Written exercise =
Pull every "modo" line out of the data below.

## Begin Dataset

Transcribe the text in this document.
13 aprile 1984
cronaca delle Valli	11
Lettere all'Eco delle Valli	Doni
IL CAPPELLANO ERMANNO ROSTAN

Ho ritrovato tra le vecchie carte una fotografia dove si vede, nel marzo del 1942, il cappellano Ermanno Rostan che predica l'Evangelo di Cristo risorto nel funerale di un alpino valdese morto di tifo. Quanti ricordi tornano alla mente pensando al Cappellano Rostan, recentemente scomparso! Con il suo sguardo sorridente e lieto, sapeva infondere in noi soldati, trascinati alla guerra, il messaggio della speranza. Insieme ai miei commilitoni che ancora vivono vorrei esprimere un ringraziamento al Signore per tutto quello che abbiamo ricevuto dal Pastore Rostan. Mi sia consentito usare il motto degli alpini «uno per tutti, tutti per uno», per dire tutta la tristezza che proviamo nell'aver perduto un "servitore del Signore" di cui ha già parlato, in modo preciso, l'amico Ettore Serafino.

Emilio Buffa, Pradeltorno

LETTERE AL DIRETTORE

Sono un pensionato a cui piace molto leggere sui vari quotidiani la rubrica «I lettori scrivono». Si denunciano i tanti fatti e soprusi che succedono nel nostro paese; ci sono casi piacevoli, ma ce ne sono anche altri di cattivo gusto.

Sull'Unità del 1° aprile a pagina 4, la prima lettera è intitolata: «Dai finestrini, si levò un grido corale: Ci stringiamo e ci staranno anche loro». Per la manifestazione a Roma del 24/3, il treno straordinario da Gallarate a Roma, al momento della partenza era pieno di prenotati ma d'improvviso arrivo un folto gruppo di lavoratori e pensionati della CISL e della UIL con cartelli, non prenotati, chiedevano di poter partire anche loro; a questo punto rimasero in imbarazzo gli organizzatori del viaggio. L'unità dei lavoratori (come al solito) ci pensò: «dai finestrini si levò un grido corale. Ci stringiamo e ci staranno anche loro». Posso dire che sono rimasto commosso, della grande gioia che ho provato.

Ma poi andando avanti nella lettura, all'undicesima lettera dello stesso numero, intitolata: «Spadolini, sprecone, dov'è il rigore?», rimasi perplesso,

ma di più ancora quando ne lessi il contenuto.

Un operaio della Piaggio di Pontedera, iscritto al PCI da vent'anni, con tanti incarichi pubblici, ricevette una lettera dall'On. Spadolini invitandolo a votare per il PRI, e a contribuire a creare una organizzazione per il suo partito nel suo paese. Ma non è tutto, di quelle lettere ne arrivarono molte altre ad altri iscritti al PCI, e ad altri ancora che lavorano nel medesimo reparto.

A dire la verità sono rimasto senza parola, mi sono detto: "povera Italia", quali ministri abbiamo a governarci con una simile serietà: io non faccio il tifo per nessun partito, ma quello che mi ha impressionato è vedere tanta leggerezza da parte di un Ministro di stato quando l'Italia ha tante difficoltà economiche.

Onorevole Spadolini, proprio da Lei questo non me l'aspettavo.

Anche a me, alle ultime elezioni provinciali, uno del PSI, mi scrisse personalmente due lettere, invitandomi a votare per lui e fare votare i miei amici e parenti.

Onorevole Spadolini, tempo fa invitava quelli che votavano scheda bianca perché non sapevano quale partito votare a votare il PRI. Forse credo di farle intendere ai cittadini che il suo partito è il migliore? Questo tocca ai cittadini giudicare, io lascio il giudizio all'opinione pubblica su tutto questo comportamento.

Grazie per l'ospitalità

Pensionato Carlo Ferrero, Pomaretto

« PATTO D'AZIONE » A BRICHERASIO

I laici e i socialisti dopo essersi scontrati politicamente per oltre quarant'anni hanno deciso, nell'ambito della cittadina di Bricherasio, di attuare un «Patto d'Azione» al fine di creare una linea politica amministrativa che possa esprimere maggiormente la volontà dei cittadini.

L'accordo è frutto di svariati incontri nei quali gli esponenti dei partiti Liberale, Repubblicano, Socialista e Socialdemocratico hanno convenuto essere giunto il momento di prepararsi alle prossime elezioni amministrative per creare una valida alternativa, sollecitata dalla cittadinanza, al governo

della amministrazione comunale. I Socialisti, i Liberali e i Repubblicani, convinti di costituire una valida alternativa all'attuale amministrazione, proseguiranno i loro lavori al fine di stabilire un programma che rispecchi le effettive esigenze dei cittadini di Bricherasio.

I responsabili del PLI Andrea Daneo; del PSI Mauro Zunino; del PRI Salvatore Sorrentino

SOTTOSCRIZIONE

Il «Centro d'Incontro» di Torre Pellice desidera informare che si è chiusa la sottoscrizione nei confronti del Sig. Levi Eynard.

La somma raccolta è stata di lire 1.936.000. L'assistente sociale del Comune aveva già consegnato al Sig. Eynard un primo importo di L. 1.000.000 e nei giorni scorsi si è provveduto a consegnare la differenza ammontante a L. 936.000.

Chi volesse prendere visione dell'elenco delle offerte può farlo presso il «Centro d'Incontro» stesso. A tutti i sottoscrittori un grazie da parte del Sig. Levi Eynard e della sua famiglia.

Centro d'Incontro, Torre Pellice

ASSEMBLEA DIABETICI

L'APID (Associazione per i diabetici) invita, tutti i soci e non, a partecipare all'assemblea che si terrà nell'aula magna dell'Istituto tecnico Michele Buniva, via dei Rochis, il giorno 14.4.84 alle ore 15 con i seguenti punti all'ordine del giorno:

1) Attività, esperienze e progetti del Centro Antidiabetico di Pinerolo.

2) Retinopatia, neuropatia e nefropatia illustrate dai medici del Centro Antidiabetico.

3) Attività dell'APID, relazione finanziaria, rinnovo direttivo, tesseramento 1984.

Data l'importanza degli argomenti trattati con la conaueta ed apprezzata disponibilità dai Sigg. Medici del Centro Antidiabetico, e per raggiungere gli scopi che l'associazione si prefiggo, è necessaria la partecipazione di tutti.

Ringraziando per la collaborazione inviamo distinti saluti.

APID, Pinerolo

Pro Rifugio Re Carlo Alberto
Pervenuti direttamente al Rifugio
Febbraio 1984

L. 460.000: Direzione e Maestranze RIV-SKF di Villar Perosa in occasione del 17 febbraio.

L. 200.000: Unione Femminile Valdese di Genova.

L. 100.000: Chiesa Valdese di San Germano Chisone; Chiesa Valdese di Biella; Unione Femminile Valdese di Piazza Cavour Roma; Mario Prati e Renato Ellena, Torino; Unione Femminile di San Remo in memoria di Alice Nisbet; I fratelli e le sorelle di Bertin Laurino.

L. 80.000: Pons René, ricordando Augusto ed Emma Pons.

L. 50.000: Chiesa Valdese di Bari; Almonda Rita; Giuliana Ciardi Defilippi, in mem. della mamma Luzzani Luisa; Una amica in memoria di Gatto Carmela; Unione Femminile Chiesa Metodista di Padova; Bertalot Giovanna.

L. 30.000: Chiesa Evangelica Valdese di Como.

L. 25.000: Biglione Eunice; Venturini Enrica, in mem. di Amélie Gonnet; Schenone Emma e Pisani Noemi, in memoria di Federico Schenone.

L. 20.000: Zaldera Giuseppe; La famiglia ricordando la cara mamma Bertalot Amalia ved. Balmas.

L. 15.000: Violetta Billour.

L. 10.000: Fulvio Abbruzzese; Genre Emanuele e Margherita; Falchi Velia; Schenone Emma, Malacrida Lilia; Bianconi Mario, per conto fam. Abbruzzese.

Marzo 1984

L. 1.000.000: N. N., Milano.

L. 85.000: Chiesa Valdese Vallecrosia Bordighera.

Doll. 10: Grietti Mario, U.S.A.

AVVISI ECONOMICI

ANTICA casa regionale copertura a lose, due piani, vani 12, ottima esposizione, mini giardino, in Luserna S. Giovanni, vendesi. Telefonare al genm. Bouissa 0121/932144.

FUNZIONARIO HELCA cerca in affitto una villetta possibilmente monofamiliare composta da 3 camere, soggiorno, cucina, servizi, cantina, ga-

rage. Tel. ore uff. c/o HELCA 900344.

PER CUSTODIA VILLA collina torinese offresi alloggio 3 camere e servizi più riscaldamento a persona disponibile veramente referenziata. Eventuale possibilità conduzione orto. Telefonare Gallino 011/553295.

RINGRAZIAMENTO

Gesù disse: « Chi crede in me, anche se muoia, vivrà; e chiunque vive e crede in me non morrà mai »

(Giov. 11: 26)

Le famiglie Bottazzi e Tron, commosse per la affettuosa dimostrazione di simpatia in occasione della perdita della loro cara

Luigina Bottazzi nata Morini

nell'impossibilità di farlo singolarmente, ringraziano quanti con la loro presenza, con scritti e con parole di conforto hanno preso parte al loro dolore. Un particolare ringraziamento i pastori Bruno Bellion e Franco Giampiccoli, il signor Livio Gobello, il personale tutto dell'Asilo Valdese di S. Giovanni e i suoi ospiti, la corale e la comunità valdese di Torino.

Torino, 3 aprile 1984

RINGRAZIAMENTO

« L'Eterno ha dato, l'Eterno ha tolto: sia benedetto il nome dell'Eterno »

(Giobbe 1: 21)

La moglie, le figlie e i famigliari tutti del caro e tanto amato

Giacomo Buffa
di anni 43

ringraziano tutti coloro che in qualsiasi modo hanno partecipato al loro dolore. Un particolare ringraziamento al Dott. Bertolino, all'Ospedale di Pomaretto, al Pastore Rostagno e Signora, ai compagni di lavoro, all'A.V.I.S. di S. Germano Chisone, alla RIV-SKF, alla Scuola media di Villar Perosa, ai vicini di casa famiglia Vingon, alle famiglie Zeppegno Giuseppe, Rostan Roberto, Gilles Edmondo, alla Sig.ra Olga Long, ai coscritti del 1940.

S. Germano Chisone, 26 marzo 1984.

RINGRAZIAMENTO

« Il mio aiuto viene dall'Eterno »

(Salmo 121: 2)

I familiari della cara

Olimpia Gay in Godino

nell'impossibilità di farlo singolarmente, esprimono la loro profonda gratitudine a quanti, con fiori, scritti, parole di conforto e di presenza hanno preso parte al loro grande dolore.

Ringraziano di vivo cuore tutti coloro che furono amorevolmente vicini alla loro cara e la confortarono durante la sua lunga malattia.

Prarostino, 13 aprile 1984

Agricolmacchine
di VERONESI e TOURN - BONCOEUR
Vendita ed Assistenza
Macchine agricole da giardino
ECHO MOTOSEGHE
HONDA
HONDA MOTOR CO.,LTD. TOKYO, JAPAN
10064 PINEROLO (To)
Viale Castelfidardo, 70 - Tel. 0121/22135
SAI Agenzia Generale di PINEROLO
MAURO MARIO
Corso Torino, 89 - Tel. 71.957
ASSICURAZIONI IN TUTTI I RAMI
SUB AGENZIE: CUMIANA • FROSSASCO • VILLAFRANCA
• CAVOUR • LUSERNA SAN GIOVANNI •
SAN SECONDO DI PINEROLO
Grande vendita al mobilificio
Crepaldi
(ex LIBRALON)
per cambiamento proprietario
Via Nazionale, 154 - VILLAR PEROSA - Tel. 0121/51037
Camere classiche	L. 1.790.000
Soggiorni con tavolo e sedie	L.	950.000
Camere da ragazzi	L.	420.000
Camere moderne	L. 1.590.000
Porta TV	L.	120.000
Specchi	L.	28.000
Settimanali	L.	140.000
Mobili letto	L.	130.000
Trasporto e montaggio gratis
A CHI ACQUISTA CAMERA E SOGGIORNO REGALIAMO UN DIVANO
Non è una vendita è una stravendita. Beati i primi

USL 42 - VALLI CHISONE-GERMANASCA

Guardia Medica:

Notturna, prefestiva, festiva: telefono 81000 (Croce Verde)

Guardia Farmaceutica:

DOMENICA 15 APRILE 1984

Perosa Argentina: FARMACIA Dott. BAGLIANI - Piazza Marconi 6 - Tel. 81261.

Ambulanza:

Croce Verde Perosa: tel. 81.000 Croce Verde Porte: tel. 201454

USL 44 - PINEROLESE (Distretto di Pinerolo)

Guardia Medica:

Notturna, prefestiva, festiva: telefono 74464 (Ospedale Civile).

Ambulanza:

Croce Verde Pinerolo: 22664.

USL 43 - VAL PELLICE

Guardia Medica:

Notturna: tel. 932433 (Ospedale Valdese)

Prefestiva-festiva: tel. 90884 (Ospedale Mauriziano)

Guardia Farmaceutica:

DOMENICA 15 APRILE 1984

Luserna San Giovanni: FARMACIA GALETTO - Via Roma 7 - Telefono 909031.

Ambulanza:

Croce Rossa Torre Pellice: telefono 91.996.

## End Dataset

Result for this exercise =
Ho ritrovato tra le vecchie carte una fotografia dove si vede, nel marzo del 1942, il cappellano Ermanno Rostan che predica l'Evangelo di Cristo risorto nel funerale di un alpino valdese morto di tifo. Quanti ricordi tornano alla mente pensando al Cappellano Rostan, recentemente scomparso! Con il suo sguardo sorridente e lieto, sapeva infondere in noi soldati, trascinati alla guerra, il messaggio della speranza. Insieme ai miei commilitoni che ancora vivono vorrei esprimere un ringraziamento al Signore per tutto quello che abbiamo ricevuto dal Pastore Rostan. Mi sia consentito usare il motto degli alpini «uno per tutti, tutti per uno», per dire tutta la tristezza che proviamo nell'aver perduto un "servitore del Signore" di cui ha già parlato, in modo preciso, l'amico Ettore Serafino.
ringraziano tutti coloro che in qualsiasi modo hanno partecipato al loro dolore. Un particolare ringraziamento al Dott. Bertolino, all'Ospedale di Pomaretto, al Pastore Rostagno e Signora, ai compagni di lavoro, all'A.V.I.S. di S. Germano Chisone, alla RIV-SKF, alla Scuola media di Villar Perosa, ai vicini di casa famiglia Vingon, alle famiglie Zeppegno Giuseppe, Rostan Roberto, Gilles Edmondo, alla Sig.ra Olga Long, ai coscritti del 1940.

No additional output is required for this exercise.